◆ **DIRECTION**: Comb the records below for the string "dados" and copy each line where it turns up.

◆ **THE DATA**:

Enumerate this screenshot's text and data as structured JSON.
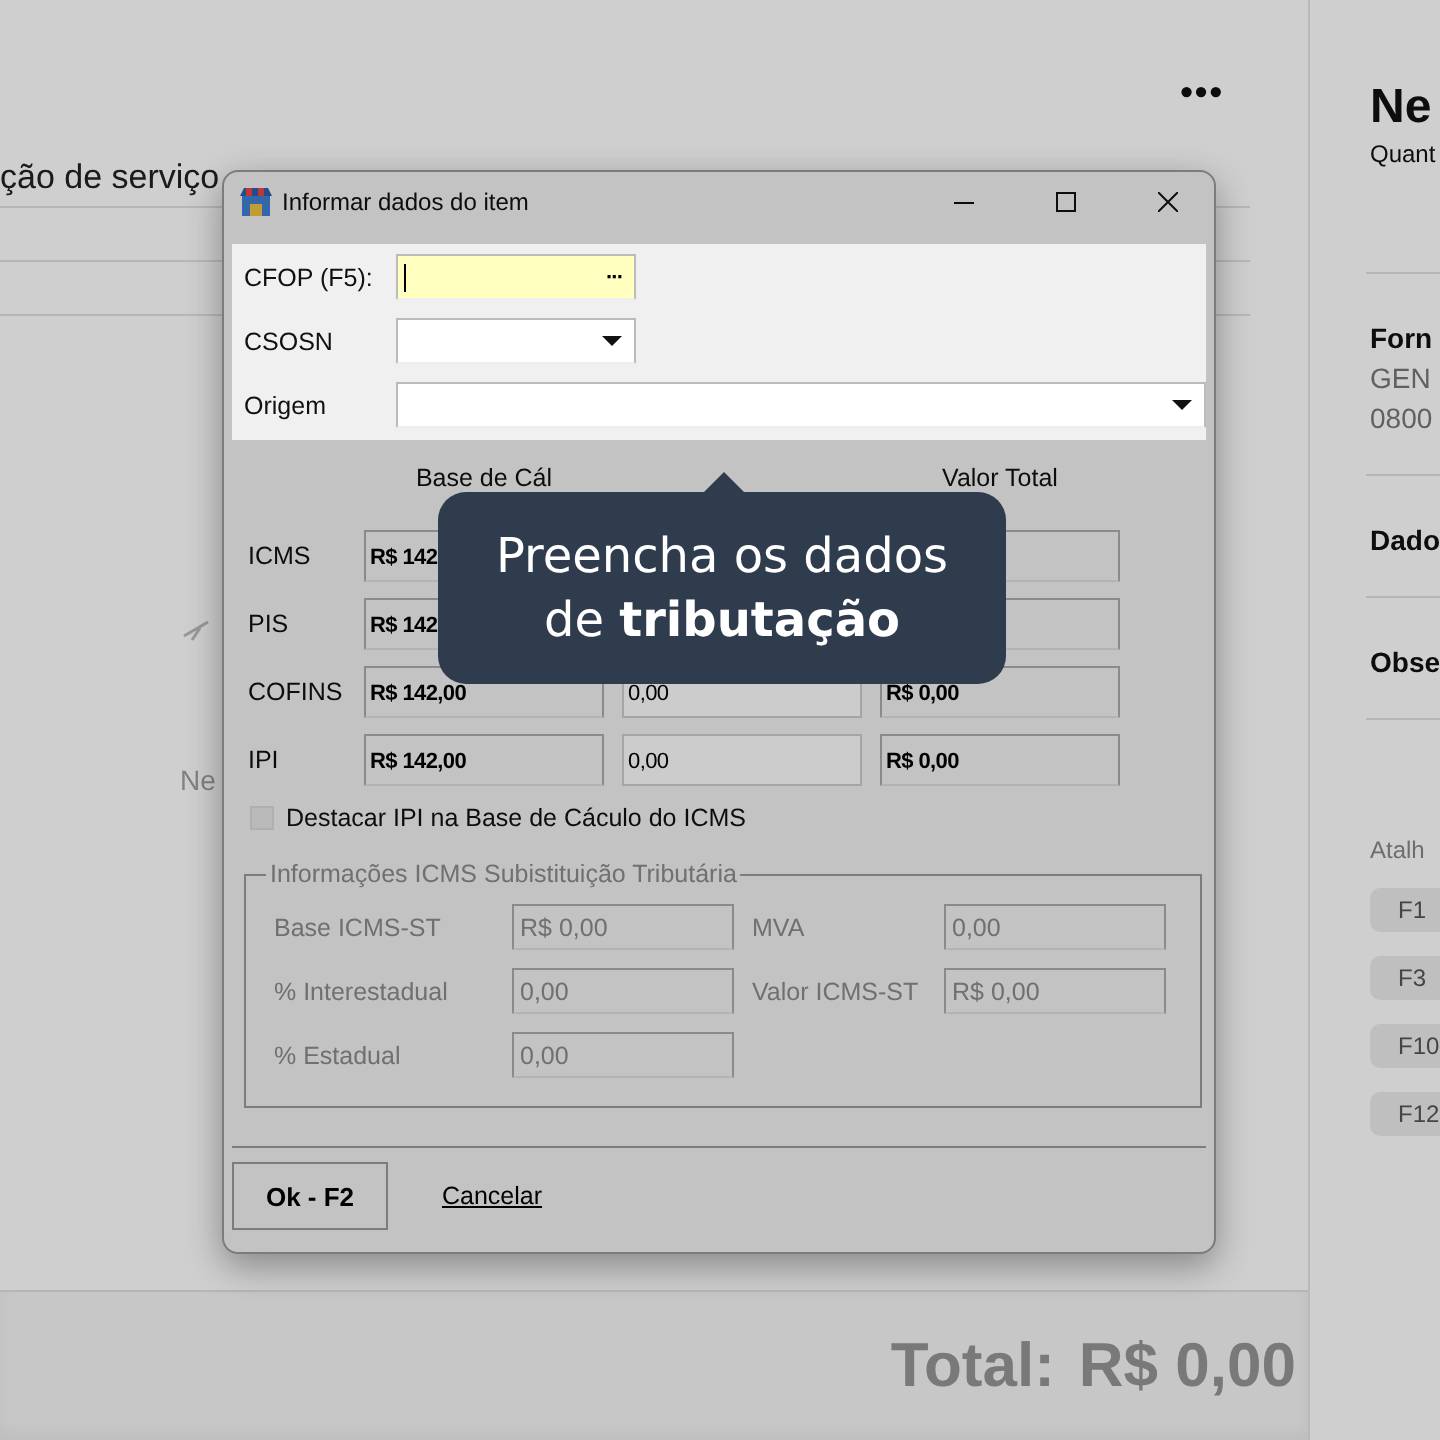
{
  "background": {
    "more_button": "•••",
    "section_text": "ção de serviço",
    "empty_text": "Ne",
    "total_label": "Total:",
    "total_value": "R$ 0,00",
    "side_panel": {
      "title": "Ne",
      "subtitle": "Quant",
      "sections": [
        {
          "title": "Forn",
          "lines": [
            "GEN",
            "0800"
          ]
        },
        {
          "title": "Dado"
        },
        {
          "title": "Obse"
        }
      ],
      "shortcuts_title": "Atalh",
      "shortcuts": [
        "F1",
        "F3",
        "F10",
        "F12"
      ]
    }
  },
  "dialog": {
    "title": "Informar dados do item",
    "fields": [
      {
        "kind": "lookup",
        "label": "CFOP (F5):",
        "button": "···",
        "focused": true
      },
      {
        "kind": "short_dropdown",
        "label": "CSOSN",
        "focused": false
      },
      {
        "kind": "long_dropdown",
        "label": "Origem",
        "focused": false
      }
    ],
    "tax_headers": {
      "base": "Base de Cál",
      "total": "Valor Total"
    },
    "tax_rows": [
      {
        "label": "ICMS",
        "base": "R$ 142"
      },
      {
        "label": "PIS",
        "base": "R$ 142"
      },
      {
        "label": "COFINS",
        "base": "R$ 142,00",
        "rate": "0,00",
        "total": "R$ 0,00"
      },
      {
        "label": "IPI",
        "base": "R$ 142,00",
        "rate": "0,00",
        "total": "R$ 0,00"
      }
    ],
    "ipi_checkbox": {
      "label": "Destacar IPI na Base de Cáculo do ICMS",
      "checked": false,
      "disabled": true
    },
    "st_group": {
      "title": "Informações ICMS Subistituição Tributária",
      "disabled": true,
      "fields": [
        {
          "label": "Base ICMS-ST",
          "value": "R$ 0,00"
        },
        {
          "label": "MVA",
          "value": "0,00"
        },
        {
          "label": "% Interestadual",
          "value": "0,00"
        },
        {
          "label": "Valor ICMS-ST",
          "value": "R$ 0,00"
        },
        {
          "label": "% Estadual",
          "value": "0,00"
        }
      ]
    },
    "ok_button": "Ok - F2",
    "cancel_link": "Cancelar"
  },
  "hint": {
    "lines": [
      "Preencha os dados",
      "de **tributação**"
    ]
  }
}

◆ **COMPLETE ANSWER**:
    "title": "Informar dados do item",
      "Preencha os dados",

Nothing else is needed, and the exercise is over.